==== Source text ====
# My Golden bit my daughter



## vrocco1 (Feb 25, 2006)

See a professional trainer. This can be fixed without doing away with him. Unfortunately, it is probably you, as well as the dog that needs to be trained.


----------



## Kzwicker (Aug 14, 2007)

Wow.. I dont have any advise on that one, but I hope it works out for you. That has to be very hard to have to deal with. Welcome fo the forum and I hope someone will be able to put you in the right direction. There are a lot of really smart people here. Good luck!


----------



## nolmscheid (Dec 18, 2007)

kennel should not be used as a place of punishment


----------



## FlyingQuizini (Oct 24, 2006)

I'm sorry your daughter was bitten.

The first issue that comes to mind is, why was a child allowed to go and try and manually remove something from the dog's mouth?

ANY dog can and will bite under the right circumstances. Dogs and kids in the same home can be tricky and require constant supervision and house rules for both the dog and the kids, as I'm sure you know.

Have you worked with a qualified, reward-based trainer? Proper training can do wonders for all involved and is a wonderful way to help keep a dog in the home.

Sometimes, a dog just isn't the right match for a specific home. In that case, I would urge you to investigate rehoming options rather than just make the blanket decision to euthenize him.

Dogs jump. It's what they do unless they've been taught otherwise. They also use their mouths. There's a big difference between "mouthing" and an aggressive bite and when you say he "jumps and bites for no reason" I'm not clear if you mean he's mouthy (an annoying problem to we primates, for sure!) or if you're seeing regular aggressive displays. When he bit your daughter as she tried to take something from his mouth, did the bite break skin? Leave a bruise?

On the surface, he sounds like a very *normal* dog who just hasn't had sufficient training to know how to properly handle himself in the situation/home in which he has been placed. Please understand, I'm not trying to belittle the fact that he bit your daughter.... I'm just saying that it doesn't sound like he's a viscous dog. He sounds like a dog who needs someone to commit to teaching him what he *should* do (and that's very different from simply trying to "control" the dog). Hopefully you and your family can be those people. If not, find someone who can rather than distroy him. He's not disposable!

SO - my suggestion would be to find a great trainer and set up several management stragetgies on your home to make it livable while he's learning right from wrong. I really like x-pens in the family room - that way, the kids can have their toys on the floor, the dog can't get to them and the entire family can be in the same room. Then before you let him out, run around and pick up anything you don't want him to put in his mouth, etc. He's just like having another kid. It's OUR responsibility to create a world for him where it's really easy for him to get it right so we can reward him. If we set him up to fail, he'll never learn.

Make it a house rule that the kids are NEVER to take something from his mouth. They come get you and let you know. And you work with the dog as a training exercise, teaching "Drop It" by trading for a treat, etc.

There are lots of ways to make it livable. Just takes time, commitment and patience!

Good luck. Keep us posted!

-Stephanie


----------



## Celeigh (Nov 29, 2007)

I would second the recommendation to call in a professional trainer. I know it's scary to have a dog you don't trust and a trainer can help you get to the root of the issue and fix it. If for some reason you decide to consider destroying the dog, I urge you to please call a golden rescue group instead!! Best of luck with this!
==== Data lines ====
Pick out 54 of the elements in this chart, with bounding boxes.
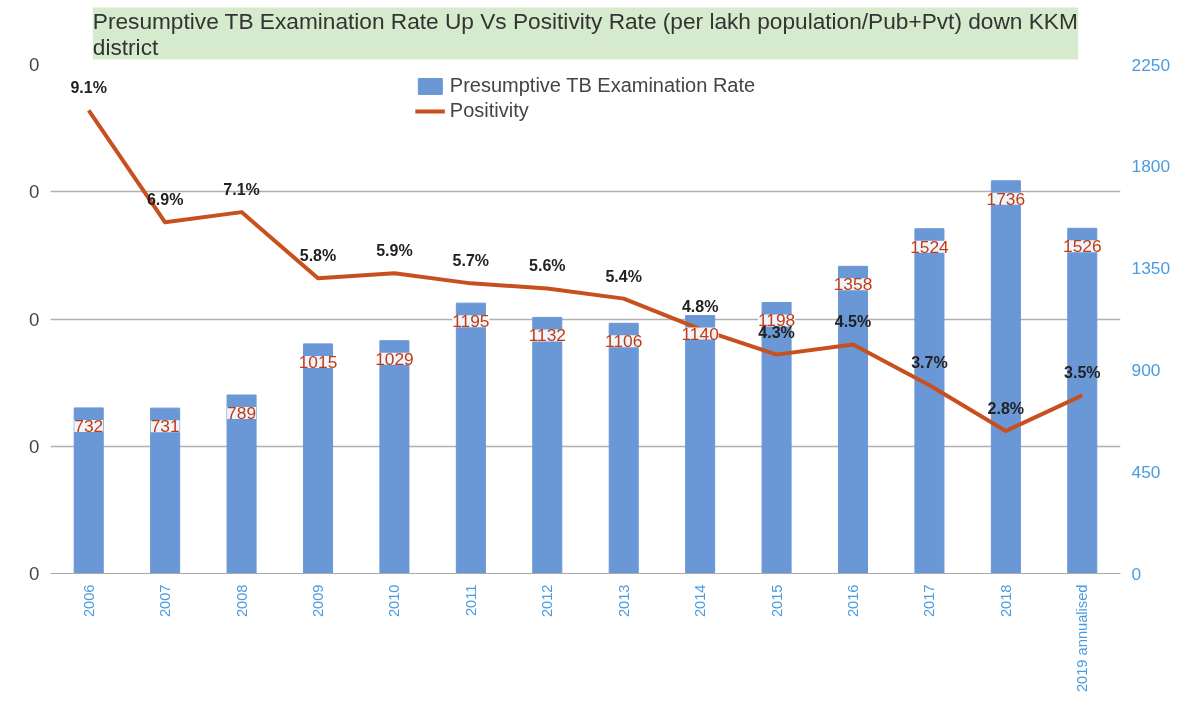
====
— Complete the following —
• a. In the dog-bite thread, condense the paragraph beginning "SO - my suggestion would be" into a short list that keeps its main facts.
• b. Output the passage of the dog-bite thread from "The first issue" to "in the home.".
• c. According to the dog-bite thread, what command should the dog be taught by trading for a treat?
The material above comes from a source separate from the dog-bite thread.

— Task responses —
• a.
- Find a great trainer.
- Set up management strategies at home to keep things livable while the dog learns right from wrong.
- Use x-pens in the family room so the kids can keep toys on the floor, the dog can't reach them, and the whole family can share the room.
- Before letting the dog out, pick up anything he shouldn't put in his mouth.
- Treat him like another kid: it is the owners' responsibility to make it easy for him to get things right so he can be rewarded.
- If he is set up to fail, he will never learn.

• b.
The first issue that comes to mind is, why was a child allowed to go and try and manually remove something from the dog's mouth?

ANY dog can and will bite under the right circumstances. Dogs and kids in the same home can be tricky and require constant supervision and house rules for both the dog and the kids, as I'm sure you know.

Have you worked with a qualified, reward-based trainer? Proper training can do wonders for all involved and is a wonderful way to help keep a dog in the home.

• c. "Drop It."